# Warre' and Natural Beekeeping Quickstart



## BWrangler (Aug 14, 2002)

Hi Guys,

I've come across a great, concise, beautifully illustrated guide for building and running Warre' vertical top bar hives. The photos are a great construction guide all by themselves.

It's a free pdf. But will require following a few links, having a valid email address and replying to a confirmation before downloading. Check it out Nick Hampshire's site at:

http://thebeespace.net/warre-hive/

Regards
BWrangler


----------



## doc25 (Mar 9, 2007)

I haven't had time to download it yet (dial up). Another suggestion would be Beekeeping For All by Abbe Warre. After reading this I found that what he had to say made a lot of sense. Hope to have an active hive this year.


----------



## mariongoose (Oct 3, 2008)

[Supplied material]:
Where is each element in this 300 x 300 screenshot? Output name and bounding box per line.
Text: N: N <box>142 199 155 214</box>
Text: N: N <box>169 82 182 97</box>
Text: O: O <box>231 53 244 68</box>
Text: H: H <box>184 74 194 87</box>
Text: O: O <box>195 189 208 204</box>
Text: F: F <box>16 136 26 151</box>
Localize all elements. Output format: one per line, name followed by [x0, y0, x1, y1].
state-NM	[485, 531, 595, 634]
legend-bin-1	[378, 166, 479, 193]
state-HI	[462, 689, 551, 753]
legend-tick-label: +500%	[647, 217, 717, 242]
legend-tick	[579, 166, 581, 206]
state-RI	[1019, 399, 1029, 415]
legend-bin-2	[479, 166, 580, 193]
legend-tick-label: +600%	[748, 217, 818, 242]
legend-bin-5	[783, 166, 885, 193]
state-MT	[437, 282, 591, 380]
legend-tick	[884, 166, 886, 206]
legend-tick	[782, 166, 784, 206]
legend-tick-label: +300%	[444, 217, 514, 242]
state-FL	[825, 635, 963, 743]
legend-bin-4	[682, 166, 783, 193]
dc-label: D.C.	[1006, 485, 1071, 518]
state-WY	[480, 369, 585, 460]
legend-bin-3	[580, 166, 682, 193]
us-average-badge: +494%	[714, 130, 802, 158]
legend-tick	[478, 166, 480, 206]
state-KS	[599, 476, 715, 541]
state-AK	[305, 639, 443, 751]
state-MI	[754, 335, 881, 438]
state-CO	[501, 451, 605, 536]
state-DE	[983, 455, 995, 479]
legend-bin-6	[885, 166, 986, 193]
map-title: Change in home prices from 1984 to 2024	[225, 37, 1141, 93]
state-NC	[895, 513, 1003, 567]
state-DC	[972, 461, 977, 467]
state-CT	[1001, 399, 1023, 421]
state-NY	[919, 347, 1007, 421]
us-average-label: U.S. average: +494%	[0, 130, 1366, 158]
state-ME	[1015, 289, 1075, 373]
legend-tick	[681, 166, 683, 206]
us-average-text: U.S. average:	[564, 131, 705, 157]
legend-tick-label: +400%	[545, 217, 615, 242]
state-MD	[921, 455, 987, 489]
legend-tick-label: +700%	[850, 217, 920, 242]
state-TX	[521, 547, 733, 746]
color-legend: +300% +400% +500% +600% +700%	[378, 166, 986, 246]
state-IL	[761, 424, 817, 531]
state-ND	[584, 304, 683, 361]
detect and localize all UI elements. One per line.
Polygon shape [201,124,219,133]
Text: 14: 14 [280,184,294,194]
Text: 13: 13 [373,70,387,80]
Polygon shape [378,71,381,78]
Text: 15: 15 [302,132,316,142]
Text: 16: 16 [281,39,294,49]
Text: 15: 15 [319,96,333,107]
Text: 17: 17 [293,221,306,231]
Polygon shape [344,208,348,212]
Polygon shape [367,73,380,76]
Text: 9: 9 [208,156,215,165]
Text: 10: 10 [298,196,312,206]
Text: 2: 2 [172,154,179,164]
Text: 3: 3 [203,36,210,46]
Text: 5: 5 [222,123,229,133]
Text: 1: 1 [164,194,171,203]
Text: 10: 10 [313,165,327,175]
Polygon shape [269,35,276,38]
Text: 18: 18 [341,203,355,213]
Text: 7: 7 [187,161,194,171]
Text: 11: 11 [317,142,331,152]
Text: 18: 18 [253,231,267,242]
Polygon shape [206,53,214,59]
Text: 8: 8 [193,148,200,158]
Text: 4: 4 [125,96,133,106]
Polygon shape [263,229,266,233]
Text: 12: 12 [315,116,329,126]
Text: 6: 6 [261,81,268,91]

[Requests]:
1) In the beekeeping thread, take the part that opens with the words containing "I've come across" and closes with "all by themselves.", and write it out again, swapping "concise" for "compact".
2) Carry on the beekeeping thread from the point where it stops.
The records come from a separate source, not from the beekeeping thread.

[Answers for the tasks]:
1)
I've come across a great, compact, beautifully illustrated guide for building and running Warre' vertical top bar hives. The photos are a great construction guide all by themselves.

2)
I'm reading more and more from this site and am impressed with this concept. I'm a newbie, so before spending any more on conventional equipment I think my husband will have to make a few of these for me.


----------



## LenInNorCal (Feb 28, 2009)

mariongoose said:


> I'm reading more and more from this site and am impressed with this concept. I'm a newbie, so before spending any more on conventional equipment I think my husband will have to make a few of these for me.


Due to time constraints, have him make whatever is quicker to make, either TBH or Warre' as the season is passing. Good luck.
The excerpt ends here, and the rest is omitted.